Your task is to transcribe the records exactly, skipping every image.

Recorded data start

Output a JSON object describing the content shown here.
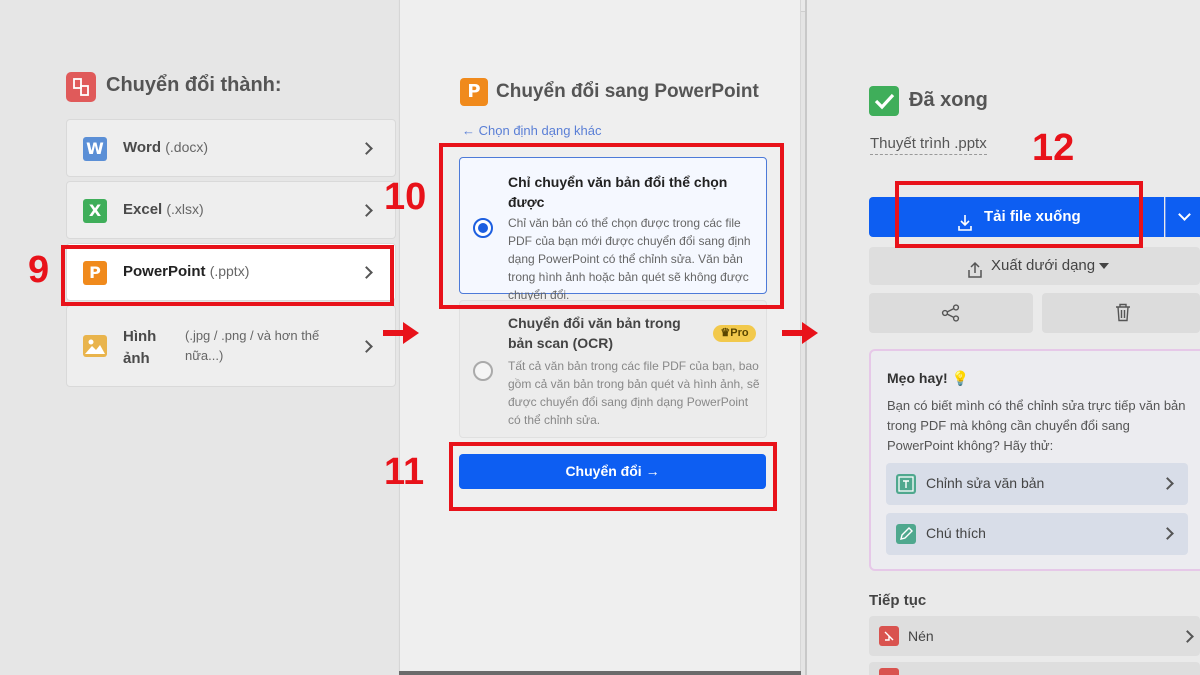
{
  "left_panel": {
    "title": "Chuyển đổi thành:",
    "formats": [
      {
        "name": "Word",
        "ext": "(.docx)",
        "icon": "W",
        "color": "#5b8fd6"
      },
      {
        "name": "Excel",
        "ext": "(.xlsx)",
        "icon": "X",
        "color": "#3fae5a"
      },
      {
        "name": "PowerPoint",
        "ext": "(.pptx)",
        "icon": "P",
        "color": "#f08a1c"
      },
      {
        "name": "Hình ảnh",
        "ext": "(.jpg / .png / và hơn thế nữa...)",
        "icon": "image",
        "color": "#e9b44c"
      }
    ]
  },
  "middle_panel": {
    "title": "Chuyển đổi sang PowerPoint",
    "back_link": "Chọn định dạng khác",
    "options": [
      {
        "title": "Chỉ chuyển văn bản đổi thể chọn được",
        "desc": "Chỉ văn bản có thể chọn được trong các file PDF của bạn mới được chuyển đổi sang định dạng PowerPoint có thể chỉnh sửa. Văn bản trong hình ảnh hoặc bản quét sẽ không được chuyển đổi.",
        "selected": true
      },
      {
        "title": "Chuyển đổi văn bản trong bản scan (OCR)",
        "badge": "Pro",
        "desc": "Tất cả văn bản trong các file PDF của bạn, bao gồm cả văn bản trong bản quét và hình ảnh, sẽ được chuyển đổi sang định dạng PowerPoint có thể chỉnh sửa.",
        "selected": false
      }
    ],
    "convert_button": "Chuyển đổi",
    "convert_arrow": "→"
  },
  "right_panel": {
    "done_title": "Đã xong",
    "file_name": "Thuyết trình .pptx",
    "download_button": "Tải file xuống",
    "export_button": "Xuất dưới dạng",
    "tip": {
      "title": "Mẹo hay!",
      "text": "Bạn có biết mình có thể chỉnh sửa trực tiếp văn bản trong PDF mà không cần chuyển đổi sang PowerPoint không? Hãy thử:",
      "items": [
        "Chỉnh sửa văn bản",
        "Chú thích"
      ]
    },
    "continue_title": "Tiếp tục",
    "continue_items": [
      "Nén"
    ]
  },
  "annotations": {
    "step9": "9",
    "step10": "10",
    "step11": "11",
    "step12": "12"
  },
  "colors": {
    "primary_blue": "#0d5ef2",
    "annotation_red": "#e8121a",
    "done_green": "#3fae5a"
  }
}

Recorded data end

### Exercise solution
Output a JSON object describing the content shown here.
{
  "left_panel": {
    "title": "Chuyển đổi thành:",
    "formats": [
      {
        "name": "Word",
        "ext": "(.docx)",
        "icon": "W",
        "color": "#5b8fd6"
      },
      {
        "name": "Excel",
        "ext": "(.xlsx)",
        "icon": "X",
        "color": "#3fae5a"
      },
      {
        "name": "PowerPoint",
        "ext": "(.pptx)",
        "icon": "P",
        "color": "#f08a1c"
      },
      {
        "name": "Hình ảnh",
        "ext": "(.jpg / .png / và hơn thế nữa...)",
        "icon": "image",
        "color": "#e9b44c"
      }
    ]
  },
  "middle_panel": {
    "title": "Chuyển đổi sang PowerPoint",
    "back_link": "Chọn định dạng khác",
    "options": [
      {
        "title": "Chỉ chuyển văn bản đổi thể chọn được",
        "desc": "Chỉ văn bản có thể chọn được trong các file PDF của bạn mới được chuyển đổi sang định dạng PowerPoint có thể chỉnh sửa. Văn bản trong hình ảnh hoặc bản quét sẽ không được chuyển đổi.",
        "selected": true
      },
      {
        "title": "Chuyển đổi văn bản trong bản scan (OCR)",
        "badge": "Pro",
        "desc": "Tất cả văn bản trong các file PDF của bạn, bao gồm cả văn bản trong bản quét và hình ảnh, sẽ được chuyển đổi sang định dạng PowerPoint có thể chỉnh sửa.",
        "selected": false
      }
    ],
    "convert_button": "Chuyển đổi",
    "convert_arrow": "→"
  },
  "right_panel": {
    "done_title": "Đã xong",
    "file_name": "Thuyết trình .pptx",
    "download_button": "Tải file xuống",
    "export_button": "Xuất dưới dạng",
    "tip": {
      "title": "Mẹo hay!",
      "text": "Bạn có biết mình có thể chỉnh sửa trực tiếp văn bản trong PDF mà không cần chuyển đổi sang PowerPoint không? Hãy thử:",
      "items": [
        "Chỉnh sửa văn bản",
        "Chú thích"
      ]
    },
    "continue_title": "Tiếp tục",
    "continue_items": [
      "Nén"
    ]
  },
  "annotations": {
    "step9": "9",
    "step10": "10",
    "step11": "11",
    "step12": "12"
  },
  "colors": {
    "primary_blue": "#0d5ef2",
    "annotation_red": "#e8121a",
    "done_green": "#3fae5a"
  }
}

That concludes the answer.